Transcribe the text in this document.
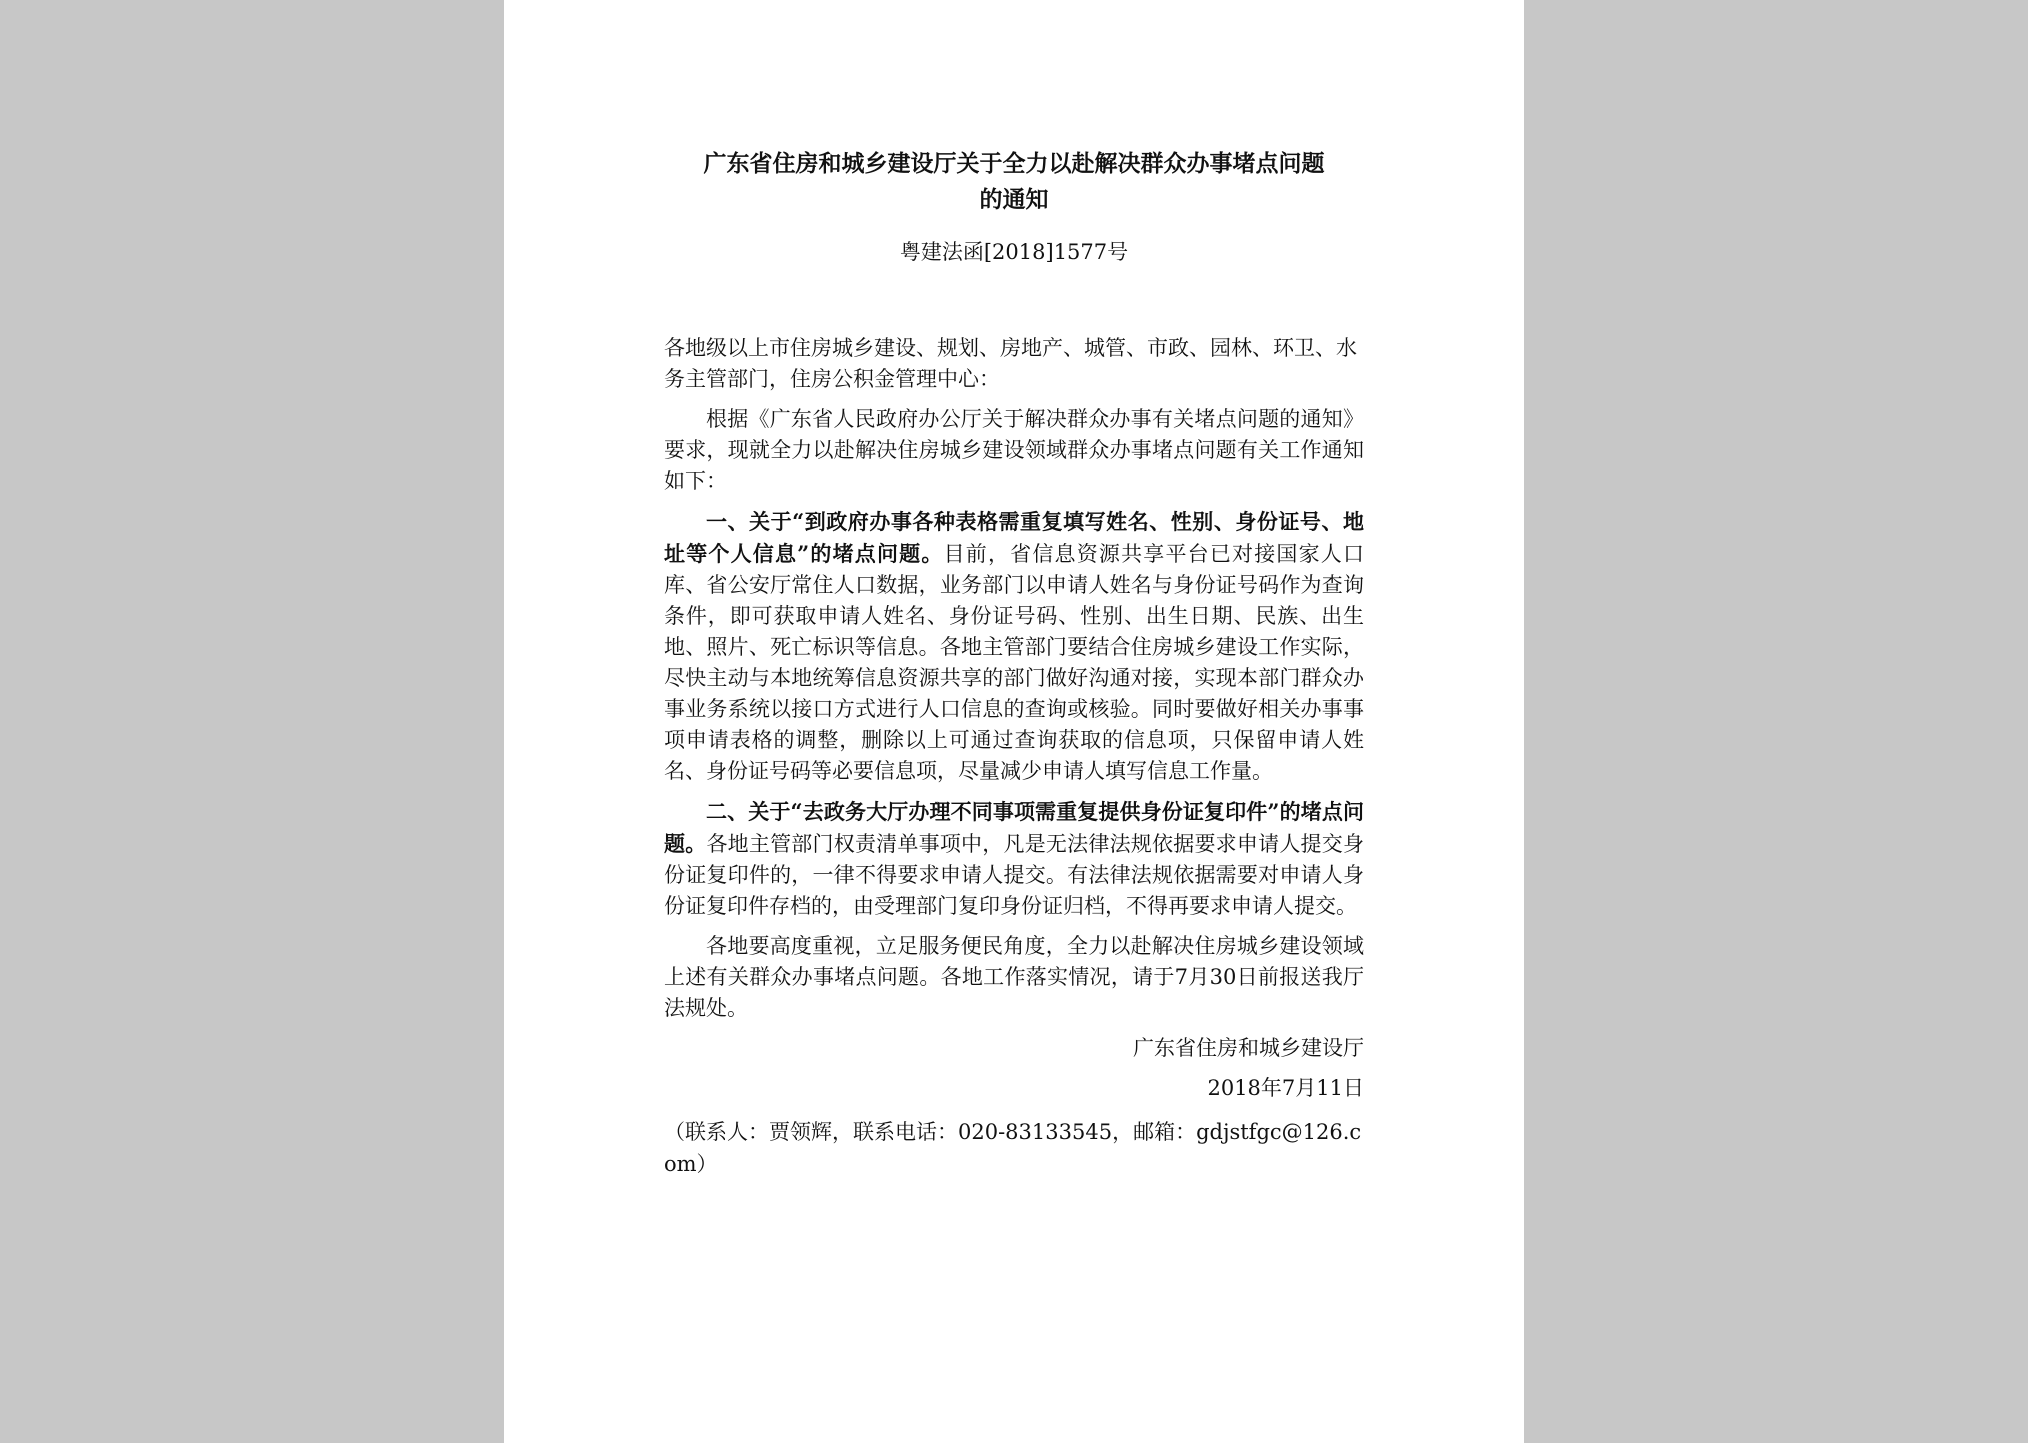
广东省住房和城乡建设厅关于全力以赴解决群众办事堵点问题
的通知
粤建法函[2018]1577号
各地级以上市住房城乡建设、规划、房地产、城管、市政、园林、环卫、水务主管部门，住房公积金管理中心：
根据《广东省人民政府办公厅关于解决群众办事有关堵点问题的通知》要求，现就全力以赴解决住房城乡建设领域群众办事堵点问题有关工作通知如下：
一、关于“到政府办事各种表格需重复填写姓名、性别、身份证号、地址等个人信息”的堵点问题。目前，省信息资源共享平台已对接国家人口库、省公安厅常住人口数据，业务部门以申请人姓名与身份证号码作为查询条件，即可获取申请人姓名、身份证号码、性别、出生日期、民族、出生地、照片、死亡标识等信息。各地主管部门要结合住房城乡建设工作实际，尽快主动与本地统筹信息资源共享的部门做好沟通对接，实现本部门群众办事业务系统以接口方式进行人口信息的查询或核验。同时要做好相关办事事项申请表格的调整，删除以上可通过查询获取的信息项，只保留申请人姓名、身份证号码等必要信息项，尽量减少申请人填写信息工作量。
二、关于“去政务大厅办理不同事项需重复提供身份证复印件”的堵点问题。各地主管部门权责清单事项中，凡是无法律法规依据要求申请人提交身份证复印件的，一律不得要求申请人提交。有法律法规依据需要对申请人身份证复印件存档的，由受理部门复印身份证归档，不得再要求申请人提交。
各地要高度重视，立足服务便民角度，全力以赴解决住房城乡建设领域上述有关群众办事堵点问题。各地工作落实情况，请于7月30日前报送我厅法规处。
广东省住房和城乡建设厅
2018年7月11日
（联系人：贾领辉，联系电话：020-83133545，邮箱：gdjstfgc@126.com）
────
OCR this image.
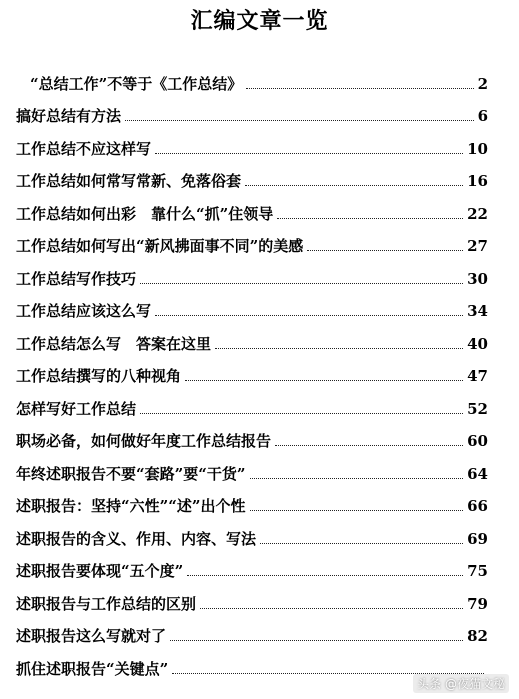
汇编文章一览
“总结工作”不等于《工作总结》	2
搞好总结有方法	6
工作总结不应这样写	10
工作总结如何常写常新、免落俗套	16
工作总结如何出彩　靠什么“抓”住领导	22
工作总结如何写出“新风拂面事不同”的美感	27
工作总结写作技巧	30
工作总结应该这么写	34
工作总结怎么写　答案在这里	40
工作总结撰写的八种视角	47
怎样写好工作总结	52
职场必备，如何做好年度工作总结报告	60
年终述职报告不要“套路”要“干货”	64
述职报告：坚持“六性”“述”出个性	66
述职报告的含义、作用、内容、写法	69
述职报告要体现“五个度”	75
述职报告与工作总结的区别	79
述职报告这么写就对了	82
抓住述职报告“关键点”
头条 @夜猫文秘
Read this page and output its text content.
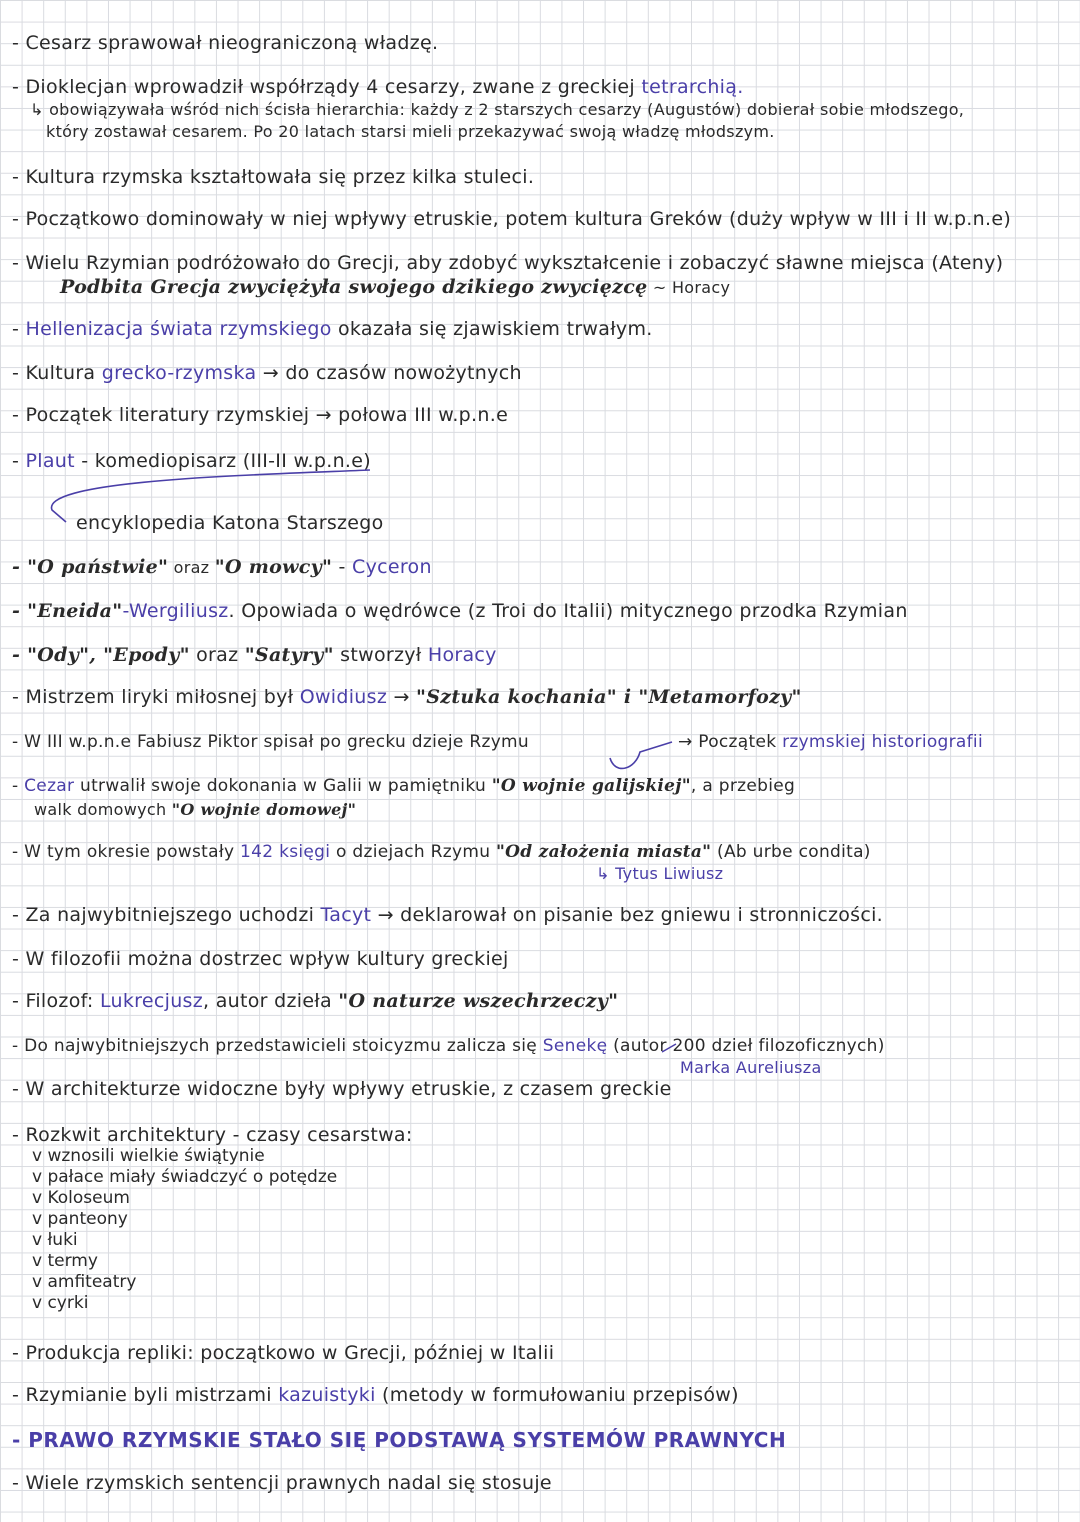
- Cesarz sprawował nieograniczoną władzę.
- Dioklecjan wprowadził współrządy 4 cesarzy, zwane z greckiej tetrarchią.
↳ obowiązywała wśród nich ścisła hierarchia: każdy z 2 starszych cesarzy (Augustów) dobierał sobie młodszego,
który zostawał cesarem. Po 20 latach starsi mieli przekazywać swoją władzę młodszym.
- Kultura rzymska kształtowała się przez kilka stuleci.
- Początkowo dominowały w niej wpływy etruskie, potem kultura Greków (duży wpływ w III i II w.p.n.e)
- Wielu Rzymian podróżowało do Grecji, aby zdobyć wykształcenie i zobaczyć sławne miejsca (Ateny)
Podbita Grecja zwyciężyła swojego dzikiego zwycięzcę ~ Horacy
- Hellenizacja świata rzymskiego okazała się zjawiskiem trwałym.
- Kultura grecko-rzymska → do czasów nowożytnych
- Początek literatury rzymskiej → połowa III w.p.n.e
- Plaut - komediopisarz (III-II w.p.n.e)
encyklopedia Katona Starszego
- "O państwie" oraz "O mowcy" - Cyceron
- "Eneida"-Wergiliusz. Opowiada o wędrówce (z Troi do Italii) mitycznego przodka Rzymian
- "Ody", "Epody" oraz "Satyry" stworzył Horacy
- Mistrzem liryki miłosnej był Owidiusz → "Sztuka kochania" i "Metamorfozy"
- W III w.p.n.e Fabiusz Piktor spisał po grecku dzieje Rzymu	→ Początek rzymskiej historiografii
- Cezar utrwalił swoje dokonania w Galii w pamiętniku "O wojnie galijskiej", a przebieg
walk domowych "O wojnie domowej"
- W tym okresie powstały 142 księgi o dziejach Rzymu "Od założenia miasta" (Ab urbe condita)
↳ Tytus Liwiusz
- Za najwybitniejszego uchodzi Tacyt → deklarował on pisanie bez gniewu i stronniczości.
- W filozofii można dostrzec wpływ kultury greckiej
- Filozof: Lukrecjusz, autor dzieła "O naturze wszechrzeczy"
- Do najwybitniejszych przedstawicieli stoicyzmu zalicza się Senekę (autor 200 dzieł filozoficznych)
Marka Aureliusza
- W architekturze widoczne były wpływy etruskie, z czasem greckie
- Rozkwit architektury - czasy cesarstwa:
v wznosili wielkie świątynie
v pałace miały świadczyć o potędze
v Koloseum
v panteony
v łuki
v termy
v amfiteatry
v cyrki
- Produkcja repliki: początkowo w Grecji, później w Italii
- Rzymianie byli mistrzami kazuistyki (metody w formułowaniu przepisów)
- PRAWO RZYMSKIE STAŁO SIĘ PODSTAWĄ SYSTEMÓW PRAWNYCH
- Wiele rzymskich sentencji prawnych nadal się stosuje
────
Problem statement -
Search the data above for the word "Italii", then gather each line in which it appears.

Task result -
- "Eneida"-Wergiliusz. Opowiada o wędrówce (z Troi do Italii) mitycznego przodka Rzymian
- Produkcja repliki: początkowo w Grecji, później w Italii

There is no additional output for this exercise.